◆ **WHAT YOU SHOULD DO**
Extract every line of the material below and reproduce it faithfully.

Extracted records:
——————

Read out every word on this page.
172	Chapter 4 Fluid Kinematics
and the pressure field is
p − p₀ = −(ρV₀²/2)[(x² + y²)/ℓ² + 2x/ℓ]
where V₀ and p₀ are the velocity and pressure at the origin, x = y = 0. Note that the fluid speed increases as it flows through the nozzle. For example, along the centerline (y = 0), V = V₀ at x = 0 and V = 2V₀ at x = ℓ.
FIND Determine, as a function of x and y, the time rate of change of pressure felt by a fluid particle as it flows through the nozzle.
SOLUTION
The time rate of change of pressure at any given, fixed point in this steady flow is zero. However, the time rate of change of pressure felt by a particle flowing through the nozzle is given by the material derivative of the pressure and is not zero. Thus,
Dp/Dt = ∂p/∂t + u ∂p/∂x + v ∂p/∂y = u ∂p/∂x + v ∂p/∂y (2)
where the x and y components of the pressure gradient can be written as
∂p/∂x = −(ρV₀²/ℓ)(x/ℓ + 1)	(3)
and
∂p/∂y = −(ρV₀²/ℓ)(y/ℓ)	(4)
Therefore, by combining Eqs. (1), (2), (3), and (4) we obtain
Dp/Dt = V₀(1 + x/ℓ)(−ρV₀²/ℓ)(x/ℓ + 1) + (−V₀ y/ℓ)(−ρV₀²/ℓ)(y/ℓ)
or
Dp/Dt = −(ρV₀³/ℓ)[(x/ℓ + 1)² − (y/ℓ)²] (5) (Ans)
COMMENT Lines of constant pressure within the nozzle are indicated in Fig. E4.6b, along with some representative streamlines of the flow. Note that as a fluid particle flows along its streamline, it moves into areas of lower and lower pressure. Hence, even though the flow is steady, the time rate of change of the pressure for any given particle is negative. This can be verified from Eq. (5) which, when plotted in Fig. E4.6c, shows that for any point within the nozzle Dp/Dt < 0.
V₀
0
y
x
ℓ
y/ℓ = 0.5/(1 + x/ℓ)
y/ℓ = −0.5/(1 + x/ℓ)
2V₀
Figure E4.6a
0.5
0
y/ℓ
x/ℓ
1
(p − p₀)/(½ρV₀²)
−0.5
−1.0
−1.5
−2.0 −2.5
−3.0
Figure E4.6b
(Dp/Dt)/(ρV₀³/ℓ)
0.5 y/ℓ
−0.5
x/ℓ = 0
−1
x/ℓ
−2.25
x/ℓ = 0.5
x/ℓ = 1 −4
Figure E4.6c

——————

◆ **WRITTEN SOLUTION**
Read out every word on this page.
172	Chapter 4 Fluid Kinematics
and the pressure field is
p − p₀ = −(ρV₀²/2)[(x² + y²)/ℓ² + 2x/ℓ]
where V₀ and p₀ are the velocity and pressure at the origin, x = y = 0. Note that the fluid speed increases as it flows through the nozzle. For example, along the centerline (y = 0), V = V₀ at x = 0 and V = 2V₀ at x = ℓ.
FIND Determine, as a function of x and y, the time rate of change of pressure felt by a fluid particle as it flows through the nozzle.
SOLUTION
The time rate of change of pressure at any given, fixed point in this steady flow is zero. However, the time rate of change of pressure felt by a particle flowing through the nozzle is given by the material derivative of the pressure and is not zero. Thus,
Dp/Dt = ∂p/∂t + u ∂p/∂x + v ∂p/∂y = u ∂p/∂x + v ∂p/∂y (2)
where the x and y components of the pressure gradient can be written as
∂p/∂x = −(ρV₀²/ℓ)(x/ℓ + 1)	(3)
and
∂p/∂y = −(ρV₀²/ℓ)(y/ℓ)	(4)
Therefore, by combining Eqs. (1), (2), (3), and (4) we obtain
Dp/Dt = V₀(1 + x/ℓ)(−ρV₀²/ℓ)(x/ℓ + 1) + (−V₀ y/ℓ)(−ρV₀²/ℓ)(y/ℓ)
or
Dp/Dt = −(ρV₀³/ℓ)[(x/ℓ + 1)² − (y/ℓ)²] (5) (Ans)
COMMENT Lines of constant pressure within the nozzle are indicated in Fig. E4.6b, along with some representative streamlines of the flow. Note that as a fluid particle flows along its streamline, it moves into areas of lower and lower pressure. Hence, even though the flow is steady, the time rate of change of the pressure for any given particle is negative. This can be verified from Eq. (5) which, when plotted in Fig. E4.6c, shows that for any point within the nozzle Dp/Dt < 0.
V₀
0
y
x
ℓ
y/ℓ = 0.5/(1 + x/ℓ)
y/ℓ = −0.5/(1 + x/ℓ)
2V₀
Figure E4.6a
0.5
0
y/ℓ
x/ℓ
1
(p − p₀)/(½ρV₀²)
−0.5
−1.0
−1.5
−2.0 −2.5
−3.0
Figure E4.6b
(Dp/Dt)/(ρV₀³/ℓ)
0.5 y/ℓ
−0.5
x/ℓ = 0
−1
x/ℓ
−2.25
x/ℓ = 0.5
x/ℓ = 1 −4
Figure E4.6c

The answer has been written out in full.